TASK STATEMENT: Output the data below in full, byte for byte. Nothing may differ.

(Extracted records)
━━━━━━━━━━━━━━━━
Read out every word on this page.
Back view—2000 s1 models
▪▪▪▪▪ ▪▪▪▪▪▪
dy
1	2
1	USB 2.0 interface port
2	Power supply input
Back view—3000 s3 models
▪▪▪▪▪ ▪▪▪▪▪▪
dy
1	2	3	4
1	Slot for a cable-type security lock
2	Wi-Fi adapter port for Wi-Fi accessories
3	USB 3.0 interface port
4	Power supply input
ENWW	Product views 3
━━━━━━━━━━━━━━━━
ANSWER TO THIS EXERCISE:
Read out every word on this page.
Back view—2000 s1 models
▪▪▪▪▪ ▪▪▪▪▪▪
dy
1	2
1	USB 2.0 interface port
2	Power supply input
Back view—3000 s3 models
▪▪▪▪▪ ▪▪▪▪▪▪
dy
1	2	3	4
1	Slot for a cable-type security lock
2	Wi-Fi adapter port for Wi-Fi accessories
3	USB 3.0 interface port
4	Power supply input
ENWW	Product views 3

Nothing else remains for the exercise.